---------- Supplied material ----------
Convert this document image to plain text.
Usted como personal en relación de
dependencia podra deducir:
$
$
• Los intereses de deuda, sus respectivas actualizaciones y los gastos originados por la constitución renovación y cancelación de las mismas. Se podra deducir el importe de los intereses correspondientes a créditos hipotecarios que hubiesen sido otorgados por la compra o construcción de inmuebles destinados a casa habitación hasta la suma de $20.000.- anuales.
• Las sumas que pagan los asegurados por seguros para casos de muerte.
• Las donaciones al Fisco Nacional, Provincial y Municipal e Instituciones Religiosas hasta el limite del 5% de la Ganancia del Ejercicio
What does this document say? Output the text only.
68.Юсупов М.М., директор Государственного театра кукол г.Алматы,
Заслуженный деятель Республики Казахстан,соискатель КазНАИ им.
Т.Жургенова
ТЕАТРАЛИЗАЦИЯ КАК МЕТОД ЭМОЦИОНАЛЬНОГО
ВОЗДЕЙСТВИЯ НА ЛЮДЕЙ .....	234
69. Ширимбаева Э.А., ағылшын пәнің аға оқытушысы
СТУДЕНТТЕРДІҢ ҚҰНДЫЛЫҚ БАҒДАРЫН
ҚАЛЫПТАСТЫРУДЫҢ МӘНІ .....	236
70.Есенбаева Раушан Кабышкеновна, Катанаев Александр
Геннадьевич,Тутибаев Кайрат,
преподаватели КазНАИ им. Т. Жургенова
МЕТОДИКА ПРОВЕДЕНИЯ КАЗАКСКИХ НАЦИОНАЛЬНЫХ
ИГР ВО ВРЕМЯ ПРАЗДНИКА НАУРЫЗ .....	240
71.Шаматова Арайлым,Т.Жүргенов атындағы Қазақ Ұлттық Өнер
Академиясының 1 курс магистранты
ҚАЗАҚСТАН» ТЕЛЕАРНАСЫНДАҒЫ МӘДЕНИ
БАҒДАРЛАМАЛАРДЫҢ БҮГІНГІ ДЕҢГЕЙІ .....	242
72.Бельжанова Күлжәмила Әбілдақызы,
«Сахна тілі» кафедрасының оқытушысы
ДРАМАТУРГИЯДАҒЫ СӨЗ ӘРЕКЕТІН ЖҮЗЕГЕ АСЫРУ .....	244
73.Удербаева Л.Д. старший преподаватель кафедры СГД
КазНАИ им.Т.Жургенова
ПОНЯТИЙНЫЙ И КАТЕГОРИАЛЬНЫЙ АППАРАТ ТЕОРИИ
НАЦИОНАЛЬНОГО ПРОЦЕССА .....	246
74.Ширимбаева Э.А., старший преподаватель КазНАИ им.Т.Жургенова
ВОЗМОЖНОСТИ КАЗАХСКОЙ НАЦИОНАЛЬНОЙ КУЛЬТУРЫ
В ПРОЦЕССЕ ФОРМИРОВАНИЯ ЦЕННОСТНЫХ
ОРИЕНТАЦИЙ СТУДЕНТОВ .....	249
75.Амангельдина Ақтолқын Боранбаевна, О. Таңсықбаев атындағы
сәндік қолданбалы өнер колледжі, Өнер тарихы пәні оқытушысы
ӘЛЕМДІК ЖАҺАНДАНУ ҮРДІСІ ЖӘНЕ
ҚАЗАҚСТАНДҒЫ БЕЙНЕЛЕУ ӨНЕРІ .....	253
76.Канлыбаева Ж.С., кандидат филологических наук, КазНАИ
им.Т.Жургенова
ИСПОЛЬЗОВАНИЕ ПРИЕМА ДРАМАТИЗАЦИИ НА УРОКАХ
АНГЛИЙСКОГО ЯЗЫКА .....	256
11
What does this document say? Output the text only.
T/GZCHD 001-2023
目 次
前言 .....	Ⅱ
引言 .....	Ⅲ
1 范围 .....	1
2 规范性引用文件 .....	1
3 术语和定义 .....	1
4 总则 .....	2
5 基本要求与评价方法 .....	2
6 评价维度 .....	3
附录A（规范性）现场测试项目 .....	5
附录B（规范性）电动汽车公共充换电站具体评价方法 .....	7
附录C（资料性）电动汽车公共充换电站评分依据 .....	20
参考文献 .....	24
----------
§ **Aim**
Print all of the entries again, exactly as written.

§ **Response to the exercise**
Convert this document image to plain text.
Usted como personal en relación de
dependencia podra deducir:
$
$
• Los intereses de deuda, sus respectivas actualizaciones y los gastos originados por la constitución renovación y cancelación de las mismas. Se podra deducir el importe de los intereses correspondientes a créditos hipotecarios que hubiesen sido otorgados por la compra o construcción de inmuebles destinados a casa habitación hasta la suma de $20.000.- anuales.
• Las sumas que pagan los asegurados por seguros para casos de muerte.
• Las donaciones al Fisco Nacional, Provincial y Municipal e Instituciones Religiosas hasta el limite del 5% de la Ganancia del Ejercicio
What does this document say? Output the text only.
68.Юсупов М.М., директор Государственного театра кукол г.Алматы,
Заслуженный деятель Республики Казахстан,соискатель КазНАИ им.
Т.Жургенова
ТЕАТРАЛИЗАЦИЯ КАК МЕТОД ЭМОЦИОНАЛЬНОГО
ВОЗДЕЙСТВИЯ НА ЛЮДЕЙ .....	234
69. Ширимбаева Э.А., ағылшын пәнің аға оқытушысы
СТУДЕНТТЕРДІҢ ҚҰНДЫЛЫҚ БАҒДАРЫН
ҚАЛЫПТАСТЫРУДЫҢ МӘНІ .....	236
70.Есенбаева Раушан Кабышкеновна, Катанаев Александр
Геннадьевич,Тутибаев Кайрат,
преподаватели КазНАИ им. Т. Жургенова
МЕТОДИКА ПРОВЕДЕНИЯ КАЗАКСКИХ НАЦИОНАЛЬНЫХ
ИГР ВО ВРЕМЯ ПРАЗДНИКА НАУРЫЗ .....	240
71.Шаматова Арайлым,Т.Жүргенов атындағы Қазақ Ұлттық Өнер
Академиясының 1 курс магистранты
ҚАЗАҚСТАН» ТЕЛЕАРНАСЫНДАҒЫ МӘДЕНИ
БАҒДАРЛАМАЛАРДЫҢ БҮГІНГІ ДЕҢГЕЙІ .....	242
72.Бельжанова Күлжәмила Әбілдақызы,
«Сахна тілі» кафедрасының оқытушысы
ДРАМАТУРГИЯДАҒЫ СӨЗ ӘРЕКЕТІН ЖҮЗЕГЕ АСЫРУ .....	244
73.Удербаева Л.Д. старший преподаватель кафедры СГД
КазНАИ им.Т.Жургенова
ПОНЯТИЙНЫЙ И КАТЕГОРИАЛЬНЫЙ АППАРАТ ТЕОРИИ
НАЦИОНАЛЬНОГО ПРОЦЕССА .....	246
74.Ширимбаева Э.А., старший преподаватель КазНАИ им.Т.Жургенова
ВОЗМОЖНОСТИ КАЗАХСКОЙ НАЦИОНАЛЬНОЙ КУЛЬТУРЫ
В ПРОЦЕССЕ ФОРМИРОВАНИЯ ЦЕННОСТНЫХ
ОРИЕНТАЦИЙ СТУДЕНТОВ .....	249
75.Амангельдина Ақтолқын Боранбаевна, О. Таңсықбаев атындағы
сәндік қолданбалы өнер колледжі, Өнер тарихы пәні оқытушысы
ӘЛЕМДІК ЖАҺАНДАНУ ҮРДІСІ ЖӘНЕ
ҚАЗАҚСТАНДҒЫ БЕЙНЕЛЕУ ӨНЕРІ .....	253
76.Канлыбаева Ж.С., кандидат филологических наук, КазНАИ
им.Т.Жургенова
ИСПОЛЬЗОВАНИЕ ПРИЕМА ДРАМАТИЗАЦИИ НА УРОКАХ
АНГЛИЙСКОГО ЯЗЫКА .....	256
11
What does this document say? Output the text only.
T/GZCHD 001-2023
目 次
前言 .....	Ⅱ
引言 .....	Ⅲ
1 范围 .....	1
2 规范性引用文件 .....	1
3 术语和定义 .....	1
4 总则 .....	2
5 基本要求与评价方法 .....	2
6 评价维度 .....	3
附录A（规范性）现场测试项目 .....	5
附录B（规范性）电动汽车公共充换电站具体评价方法 .....	7
附录C（资料性）电动汽车公共充换电站评分依据 .....	20
参考文献 .....	24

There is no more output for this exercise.